**Objective**
From the forum thread on pricing a graduation brunch, quote the passage between "# How much to" and "use every penny.", inclusive.

— begin Excerpted passage —

# How much to charge?



## vermouth (May 5, 2009)

I used to own and operate a gourmet restaurant (the only nice restaurant here in my small town) and we closed a little over a month ago. One of my good customers has now asked me to do her son's graduation brunch. She wants fresh fruit, doughnuts, coffee, juice, and an omelet station with all sorts of fillings which I would run.

My question is, how much should I charge for all this? I've never done a setup like this before. I don't want to screw myself out of possible future catering jobs with this woman because I charged too much, but I don't want to screw myself out of money, either, as times are tight and I can use every penny.


----------



## shroomgirl (Aug 11, 2000)

how many guests?
how many staff?

are you making the doughnuts?

I have a regular client that I charge $7pp for continental breakfast.....coffee, green tea, 2 fruit juices, fruit, baked goods....that are scratch. But there is at least 130. And setup is about 30 minutes. 

Omelets, what kinds of fillings?


----------



## vermouth (May 5, 2009)

About 100 guests, and I will be the only staff. Linda (client) wants all the fruit and doughnuts and beverages set up on tables for guests to help themselves. There will be an omelet station in the kitchen (this is at her house; she has an amazing kitchen) where guests will choose their fillings (sausage, peppers, ham, cheeses, artichokes, onions, all sorts of things) and I will make the omelets to order. I'll be buying the doughnuts.


----------



## petemccracken (Sep 18, 2008)

The "buffet" portion" should be fairly straight forward; the omelets, on the other hand...

So, you prep and pre-cook all the fillings, two questions: how long does it take YOU to cook an omelet and how many can you handle cooking at the same time?

If you have your "omelet egg mixture" premixed for "ladling", you can probably save some time, say 30 seconds to break, season, and whip.

Pan on burner, say what, 30-45 seconds to reach first set? Fifteen seconds to fill, then another 15-30 seconds to fold, finish and plate? That totals 1 to 1 1/2 minutes per omelet pan or 100 to 150 minutes for 100 servings.

Double the pans and you're down to 50-75 minutes.

— end Excerpted passage —
— begin Listing —

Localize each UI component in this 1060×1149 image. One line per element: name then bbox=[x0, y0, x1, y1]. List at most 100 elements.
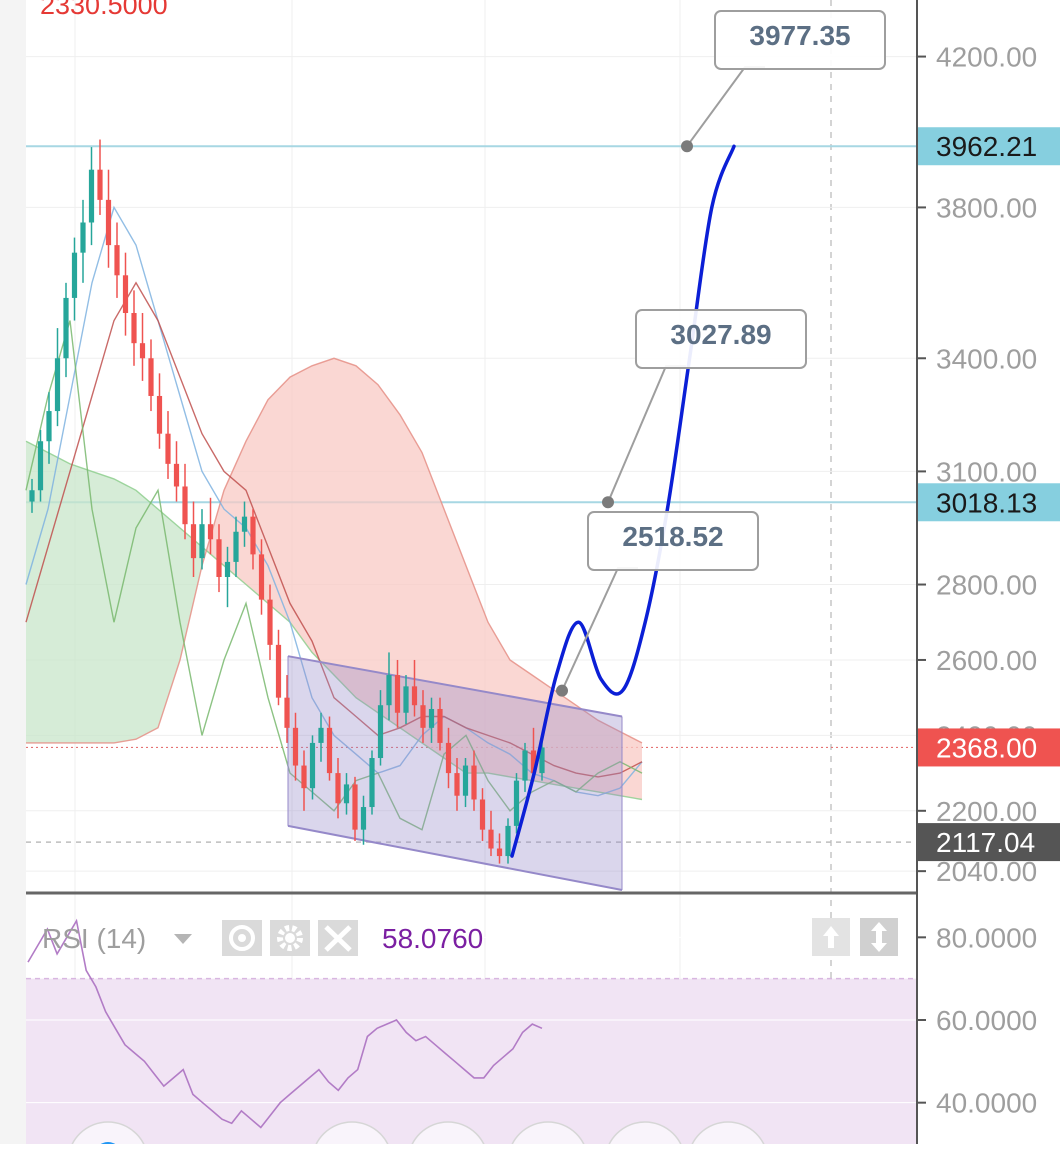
candle-body-down bbox=[207, 524, 214, 540]
candle-body-down bbox=[258, 554, 265, 600]
candle-body-down bbox=[190, 524, 197, 559]
projection-path[interactable] bbox=[510, 144, 736, 858]
candle-body-down bbox=[173, 463, 180, 487]
close-icon[interactable] bbox=[318, 920, 358, 956]
price-readout: 2330.5000 bbox=[40, 0, 168, 20]
candle-body-up bbox=[369, 758, 375, 808]
double-arrow-icon[interactable] bbox=[860, 918, 898, 956]
y-tick-label: 2800.00 bbox=[936, 570, 1037, 601]
crosshair-badge: 2117.04 bbox=[918, 823, 1060, 862]
candle-body-down bbox=[275, 644, 282, 698]
bottom-toolbar-button[interactable] bbox=[408, 1121, 488, 1149]
cloud-segment-bearish bbox=[334, 358, 356, 698]
price-callout[interactable]: 2518.52 bbox=[556, 511, 759, 697]
cloud-segment-bullish bbox=[136, 490, 158, 740]
y-tick-label: 3800.00 bbox=[936, 192, 1037, 223]
callout-box[interactable] bbox=[635, 309, 807, 369]
candle-body-down bbox=[445, 742, 452, 774]
cloud-segment-bearish bbox=[378, 384, 400, 728]
last-price-badge: 2368.00 bbox=[918, 728, 1060, 767]
candle-body-up bbox=[539, 747, 545, 774]
cloud-segment-bearish bbox=[400, 414, 422, 743]
rsi-label[interactable]: RSI (14) bbox=[42, 923, 146, 954]
rsi-band bbox=[26, 978, 916, 1144]
channel-upper-line[interactable] bbox=[287, 655, 623, 718]
candle-body-down bbox=[411, 686, 418, 706]
bottom-toolbar-button[interactable] bbox=[688, 1121, 768, 1149]
candle-body-up bbox=[54, 358, 61, 412]
callout-anchor-dot[interactable] bbox=[681, 140, 693, 153]
candle-body-up bbox=[63, 297, 69, 359]
cloud-segment-bearish bbox=[554, 690, 576, 789]
projection-layer[interactable] bbox=[510, 144, 736, 858]
cloud-segment-bearish bbox=[576, 705, 598, 792]
candle-body-down bbox=[437, 708, 443, 743]
candle-body-up bbox=[29, 490, 35, 502]
cloud-segment-bearish bbox=[444, 509, 466, 774]
candle-body-up bbox=[403, 686, 409, 713]
crosshair-badge-label: 2117.04 bbox=[936, 827, 1035, 858]
price-badges: 3962.21 3018.13 2368.00 2117.04 bbox=[918, 127, 1060, 862]
price-callout[interactable]: 3977.35 bbox=[681, 10, 886, 153]
eye-icon[interactable] bbox=[222, 920, 262, 956]
cloud-segment-bearish bbox=[466, 565, 488, 774]
candle-body-up bbox=[462, 765, 469, 796]
chikou-span-line bbox=[25, 320, 643, 831]
cloud-segment-bearish bbox=[312, 358, 334, 675]
candle-body-down bbox=[326, 727, 333, 774]
rsi-panel: 40.0000 60.0000 80.0000 bbox=[26, 918, 1037, 1149]
rsi-legend: RSI (14) 58.0760 bbox=[42, 918, 898, 956]
y-tick-label: 3400.00 bbox=[936, 343, 1037, 374]
candle-body-up bbox=[343, 784, 350, 804]
cloud-segment-bullish bbox=[114, 478, 136, 743]
candle-body-up bbox=[88, 169, 95, 223]
cloud-segment-bullish bbox=[70, 463, 92, 743]
y-tick-label: 3100.00 bbox=[936, 456, 1037, 487]
candle-body-down bbox=[479, 799, 486, 830]
candle-body-down bbox=[182, 486, 188, 525]
cloud-segment-bearish bbox=[268, 377, 290, 623]
cloud-segment-bearish bbox=[598, 720, 620, 796]
callout-box[interactable] bbox=[587, 511, 759, 571]
candle-body-up bbox=[360, 807, 367, 830]
candle-body-up bbox=[428, 708, 435, 728]
senkou-span-a-line bbox=[25, 440, 643, 801]
candle-body-up bbox=[199, 524, 205, 559]
senkou-span-b-line bbox=[26, 357, 643, 744]
cloud-segment-bearish bbox=[356, 365, 378, 713]
arrow-up-icon[interactable] bbox=[812, 918, 850, 956]
left-scroll-strip[interactable] bbox=[0, 0, 26, 1144]
cloud-segment-bearish bbox=[488, 622, 510, 777]
cloud-segment-bullish bbox=[48, 452, 70, 743]
channel-lower-line[interactable] bbox=[287, 824, 623, 891]
callout-label: 3977.35 bbox=[749, 20, 850, 51]
callout-box[interactable] bbox=[714, 10, 886, 70]
tenkan-sen-line bbox=[25, 205, 643, 797]
candle-body-down bbox=[335, 773, 341, 804]
callout-anchor-dot[interactable] bbox=[556, 684, 568, 697]
candle-body-up bbox=[80, 222, 86, 253]
callouts-layer[interactable]: 3977.35 3027.89 2518.52 bbox=[556, 10, 886, 697]
candle-body-down bbox=[165, 433, 171, 464]
rsi-current-value: 58.0760 bbox=[382, 923, 483, 954]
hline-upper-badge-bg bbox=[918, 127, 1060, 166]
candle-body-up bbox=[309, 742, 316, 789]
bottom-toolbar-button[interactable] bbox=[68, 1121, 148, 1149]
bottom-toolbar-button[interactable] bbox=[312, 1121, 392, 1149]
candle-body-up bbox=[37, 441, 44, 491]
candle-body-up bbox=[46, 411, 52, 442]
bottom-toolbar-button[interactable] bbox=[605, 1121, 685, 1149]
hline-lower-badge-bg bbox=[918, 483, 1060, 522]
price-callout[interactable]: 3027.89 bbox=[602, 309, 807, 509]
candle-body-down bbox=[394, 675, 401, 713]
callout-anchor-dot[interactable] bbox=[602, 496, 614, 509]
bottom-toolbar-button[interactable] bbox=[508, 1121, 588, 1149]
candle-body-up bbox=[233, 531, 239, 562]
caret-down-icon[interactable] bbox=[174, 934, 192, 944]
gear-icon[interactable] bbox=[270, 920, 310, 956]
callout-label: 2518.52 bbox=[622, 521, 723, 552]
candle-body-up bbox=[505, 825, 511, 857]
price-axis[interactable]: 2040.002200.002400.002600.002800.003100.… bbox=[917, 42, 1037, 888]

— end Listing —

**Task answer**
# How much to charge?



## vermouth (May 5, 2009)

I used to own and operate a gourmet restaurant (the only nice restaurant here in my small town) and we closed a little over a month ago. One of my good customers has now asked me to do her son's graduation brunch. She wants fresh fruit, doughnuts, coffee, juice, and an omelet station with all sorts of fillings which I would run.

My question is, how much should I charge for all this? I've never done a setup like this before. I don't want to screw myself out of possible future catering jobs with this woman because I charged too much, but I don't want to screw myself out of money, either, as times are tight and I can use every penny.